PROVIDED DATA -
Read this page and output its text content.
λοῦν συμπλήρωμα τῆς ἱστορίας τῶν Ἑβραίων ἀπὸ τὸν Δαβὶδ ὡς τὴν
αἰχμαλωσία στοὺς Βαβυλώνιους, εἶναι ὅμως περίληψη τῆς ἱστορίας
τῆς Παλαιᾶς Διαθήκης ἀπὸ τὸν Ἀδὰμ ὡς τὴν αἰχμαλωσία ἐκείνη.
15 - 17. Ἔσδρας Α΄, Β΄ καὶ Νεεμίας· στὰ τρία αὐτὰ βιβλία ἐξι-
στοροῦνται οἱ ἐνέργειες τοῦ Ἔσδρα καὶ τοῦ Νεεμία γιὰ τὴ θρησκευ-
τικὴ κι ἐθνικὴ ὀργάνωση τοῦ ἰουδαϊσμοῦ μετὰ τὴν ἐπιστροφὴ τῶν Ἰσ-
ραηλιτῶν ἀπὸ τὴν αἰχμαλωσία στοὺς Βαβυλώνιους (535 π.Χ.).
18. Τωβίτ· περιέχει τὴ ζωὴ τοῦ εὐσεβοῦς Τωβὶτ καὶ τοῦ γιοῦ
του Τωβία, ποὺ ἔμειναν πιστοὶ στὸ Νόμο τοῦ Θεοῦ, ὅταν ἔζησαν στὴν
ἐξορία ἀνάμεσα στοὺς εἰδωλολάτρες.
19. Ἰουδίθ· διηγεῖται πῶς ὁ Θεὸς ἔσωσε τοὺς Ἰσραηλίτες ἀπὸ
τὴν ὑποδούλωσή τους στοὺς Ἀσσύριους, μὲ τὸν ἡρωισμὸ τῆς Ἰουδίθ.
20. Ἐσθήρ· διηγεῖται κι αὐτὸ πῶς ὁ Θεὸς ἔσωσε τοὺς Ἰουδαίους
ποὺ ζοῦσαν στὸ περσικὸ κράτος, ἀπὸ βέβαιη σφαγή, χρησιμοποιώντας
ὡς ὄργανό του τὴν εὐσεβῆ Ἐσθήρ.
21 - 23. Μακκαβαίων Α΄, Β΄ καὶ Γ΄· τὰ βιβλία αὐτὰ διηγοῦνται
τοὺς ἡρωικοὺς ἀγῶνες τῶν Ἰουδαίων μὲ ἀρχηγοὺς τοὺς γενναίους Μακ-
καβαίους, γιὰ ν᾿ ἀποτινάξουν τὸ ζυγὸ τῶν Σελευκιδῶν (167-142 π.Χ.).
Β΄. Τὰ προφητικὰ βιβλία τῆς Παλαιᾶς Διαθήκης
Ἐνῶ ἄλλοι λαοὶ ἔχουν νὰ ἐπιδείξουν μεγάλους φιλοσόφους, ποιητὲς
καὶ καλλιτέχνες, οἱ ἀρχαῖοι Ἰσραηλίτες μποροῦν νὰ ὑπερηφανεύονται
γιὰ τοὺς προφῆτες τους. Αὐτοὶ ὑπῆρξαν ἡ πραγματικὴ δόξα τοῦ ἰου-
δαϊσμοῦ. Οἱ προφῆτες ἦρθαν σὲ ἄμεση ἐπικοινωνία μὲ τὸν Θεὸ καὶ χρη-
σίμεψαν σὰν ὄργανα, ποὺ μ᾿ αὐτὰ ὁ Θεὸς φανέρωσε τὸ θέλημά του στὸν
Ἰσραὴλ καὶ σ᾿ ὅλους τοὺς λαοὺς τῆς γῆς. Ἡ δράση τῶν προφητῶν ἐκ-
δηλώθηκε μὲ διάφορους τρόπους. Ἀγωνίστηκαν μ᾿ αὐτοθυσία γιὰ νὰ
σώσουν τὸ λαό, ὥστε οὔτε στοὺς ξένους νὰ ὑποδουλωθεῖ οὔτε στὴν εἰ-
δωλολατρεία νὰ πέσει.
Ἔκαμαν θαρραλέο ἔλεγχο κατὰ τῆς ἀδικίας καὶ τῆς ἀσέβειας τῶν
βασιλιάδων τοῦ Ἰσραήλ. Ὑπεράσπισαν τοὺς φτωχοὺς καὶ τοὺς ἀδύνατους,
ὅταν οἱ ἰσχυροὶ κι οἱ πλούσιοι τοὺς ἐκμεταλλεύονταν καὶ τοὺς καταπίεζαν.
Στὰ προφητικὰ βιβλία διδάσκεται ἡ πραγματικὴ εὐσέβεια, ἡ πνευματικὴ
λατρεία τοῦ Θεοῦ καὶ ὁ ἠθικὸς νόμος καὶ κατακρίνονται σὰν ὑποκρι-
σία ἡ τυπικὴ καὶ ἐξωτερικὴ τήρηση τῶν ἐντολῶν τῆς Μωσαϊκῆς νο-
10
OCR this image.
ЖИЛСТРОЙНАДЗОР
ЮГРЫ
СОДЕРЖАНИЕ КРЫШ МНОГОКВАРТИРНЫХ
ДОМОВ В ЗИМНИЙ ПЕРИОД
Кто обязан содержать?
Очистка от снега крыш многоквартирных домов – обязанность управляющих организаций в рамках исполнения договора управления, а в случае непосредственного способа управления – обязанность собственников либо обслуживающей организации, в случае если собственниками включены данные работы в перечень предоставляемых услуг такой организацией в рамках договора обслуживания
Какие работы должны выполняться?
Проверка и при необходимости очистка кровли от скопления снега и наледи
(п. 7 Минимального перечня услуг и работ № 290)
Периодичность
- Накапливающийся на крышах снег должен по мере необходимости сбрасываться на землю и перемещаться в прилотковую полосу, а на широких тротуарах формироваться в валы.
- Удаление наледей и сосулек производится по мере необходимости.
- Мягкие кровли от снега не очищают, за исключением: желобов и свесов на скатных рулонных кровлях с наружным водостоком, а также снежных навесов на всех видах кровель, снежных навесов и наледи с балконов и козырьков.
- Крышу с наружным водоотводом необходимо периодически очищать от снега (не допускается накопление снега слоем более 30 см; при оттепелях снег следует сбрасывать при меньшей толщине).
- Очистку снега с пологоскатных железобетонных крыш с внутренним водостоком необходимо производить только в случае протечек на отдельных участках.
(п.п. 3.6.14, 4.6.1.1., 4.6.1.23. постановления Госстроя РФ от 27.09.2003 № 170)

GIVEN REQUEST - Write the lines out verbatim, from the one with "OCR this image." through the last line of the entries, and stop there.

CORRECT RESULT -
OCR this image.
ЖИЛСТРОЙНАДЗОР
ЮГРЫ
СОДЕРЖАНИЕ КРЫШ МНОГОКВАРТИРНЫХ
ДОМОВ В ЗИМНИЙ ПЕРИОД
Кто обязан содержать?
Очистка от снега крыш многоквартирных домов – обязанность управляющих организаций в рамках исполнения договора управления, а в случае непосредственного способа управления – обязанность собственников либо обслуживающей организации, в случае если собственниками включены данные работы в перечень предоставляемых услуг такой организацией в рамках договора обслуживания
Какие работы должны выполняться?
Проверка и при необходимости очистка кровли от скопления снега и наледи
(п. 7 Минимального перечня услуг и работ № 290)
Периодичность
- Накапливающийся на крышах снег должен по мере необходимости сбрасываться на землю и перемещаться в прилотковую полосу, а на широких тротуарах формироваться в валы.
- Удаление наледей и сосулек производится по мере необходимости.
- Мягкие кровли от снега не очищают, за исключением: желобов и свесов на скатных рулонных кровлях с наружным водостоком, а также снежных навесов на всех видах кровель, снежных навесов и наледи с балконов и козырьков.
- Крышу с наружным водоотводом необходимо периодически очищать от снега (не допускается накопление снега слоем более 30 см; при оттепелях снег следует сбрасывать при меньшей толщине).
- Очистку снега с пологоскатных железобетонных крыш с внутренним водостоком необходимо производить только в случае протечек на отдельных участках.
(п.п. 3.6.14, 4.6.1.1., 4.6.1.23. постановления Госстроя РФ от 27.09.2003 № 170)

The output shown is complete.